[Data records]
□ □ □

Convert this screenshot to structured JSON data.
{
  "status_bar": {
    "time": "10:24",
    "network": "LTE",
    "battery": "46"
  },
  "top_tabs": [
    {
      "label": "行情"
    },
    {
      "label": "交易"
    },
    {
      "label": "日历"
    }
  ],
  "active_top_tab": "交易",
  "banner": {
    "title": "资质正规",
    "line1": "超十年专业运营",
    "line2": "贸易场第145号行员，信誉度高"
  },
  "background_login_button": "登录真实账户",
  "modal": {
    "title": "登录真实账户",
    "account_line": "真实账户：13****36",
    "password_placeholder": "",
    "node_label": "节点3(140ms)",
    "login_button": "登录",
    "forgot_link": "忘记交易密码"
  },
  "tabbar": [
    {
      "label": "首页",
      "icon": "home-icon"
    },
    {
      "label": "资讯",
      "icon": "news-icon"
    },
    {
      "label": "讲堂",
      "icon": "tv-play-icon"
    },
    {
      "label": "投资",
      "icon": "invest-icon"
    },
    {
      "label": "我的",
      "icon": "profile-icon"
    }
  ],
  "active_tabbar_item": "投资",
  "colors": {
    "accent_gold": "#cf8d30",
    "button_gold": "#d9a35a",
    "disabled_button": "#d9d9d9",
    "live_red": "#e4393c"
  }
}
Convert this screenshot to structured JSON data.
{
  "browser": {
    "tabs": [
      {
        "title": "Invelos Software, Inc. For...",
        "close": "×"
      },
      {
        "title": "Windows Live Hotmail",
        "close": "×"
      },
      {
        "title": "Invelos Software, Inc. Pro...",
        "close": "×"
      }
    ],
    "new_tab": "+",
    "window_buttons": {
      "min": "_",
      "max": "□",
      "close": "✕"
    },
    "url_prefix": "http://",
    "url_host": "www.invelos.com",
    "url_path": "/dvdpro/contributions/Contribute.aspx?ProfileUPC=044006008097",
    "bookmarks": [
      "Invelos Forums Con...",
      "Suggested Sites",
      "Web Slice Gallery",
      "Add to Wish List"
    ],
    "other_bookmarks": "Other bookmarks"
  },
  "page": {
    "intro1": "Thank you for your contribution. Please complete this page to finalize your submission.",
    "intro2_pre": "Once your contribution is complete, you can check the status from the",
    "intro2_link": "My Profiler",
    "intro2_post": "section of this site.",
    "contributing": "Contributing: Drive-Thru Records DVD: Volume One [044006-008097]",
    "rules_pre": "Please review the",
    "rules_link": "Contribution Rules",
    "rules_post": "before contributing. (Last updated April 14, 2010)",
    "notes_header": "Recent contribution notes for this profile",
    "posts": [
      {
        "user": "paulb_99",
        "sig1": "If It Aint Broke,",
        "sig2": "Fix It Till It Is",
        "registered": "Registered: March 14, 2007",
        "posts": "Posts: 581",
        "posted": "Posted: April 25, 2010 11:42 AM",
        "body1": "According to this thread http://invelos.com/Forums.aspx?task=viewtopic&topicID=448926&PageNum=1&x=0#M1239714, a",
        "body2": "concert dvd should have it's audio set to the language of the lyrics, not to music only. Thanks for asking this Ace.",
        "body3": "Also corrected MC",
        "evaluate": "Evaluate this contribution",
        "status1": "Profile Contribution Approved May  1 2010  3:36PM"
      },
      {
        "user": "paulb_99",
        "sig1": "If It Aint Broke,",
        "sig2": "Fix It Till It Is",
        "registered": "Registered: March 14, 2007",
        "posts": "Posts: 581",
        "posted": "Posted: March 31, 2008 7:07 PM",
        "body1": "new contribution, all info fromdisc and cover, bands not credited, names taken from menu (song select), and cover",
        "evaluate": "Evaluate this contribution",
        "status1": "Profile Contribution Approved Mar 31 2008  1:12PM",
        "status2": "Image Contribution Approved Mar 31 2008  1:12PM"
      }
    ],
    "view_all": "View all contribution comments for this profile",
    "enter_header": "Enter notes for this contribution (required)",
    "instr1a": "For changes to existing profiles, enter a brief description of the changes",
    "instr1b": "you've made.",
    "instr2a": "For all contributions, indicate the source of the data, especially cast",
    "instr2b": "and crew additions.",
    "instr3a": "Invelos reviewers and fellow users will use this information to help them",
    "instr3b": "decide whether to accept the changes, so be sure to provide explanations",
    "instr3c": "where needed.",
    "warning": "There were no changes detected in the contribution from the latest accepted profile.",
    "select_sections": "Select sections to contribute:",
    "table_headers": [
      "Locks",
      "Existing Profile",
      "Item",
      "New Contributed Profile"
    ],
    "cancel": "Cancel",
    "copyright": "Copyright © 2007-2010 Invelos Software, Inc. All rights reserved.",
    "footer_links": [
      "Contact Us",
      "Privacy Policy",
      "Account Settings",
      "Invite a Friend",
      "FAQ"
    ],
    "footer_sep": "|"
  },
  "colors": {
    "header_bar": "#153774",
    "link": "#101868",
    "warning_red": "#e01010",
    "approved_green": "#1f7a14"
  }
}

□ □ □

- **Goal**: Collect each line holding the string "notes".

- **Answer to this problem**:
    "notes_header": "Recent contribution notes for this profile",
    "enter_header": "Enter notes for this contribution (required)",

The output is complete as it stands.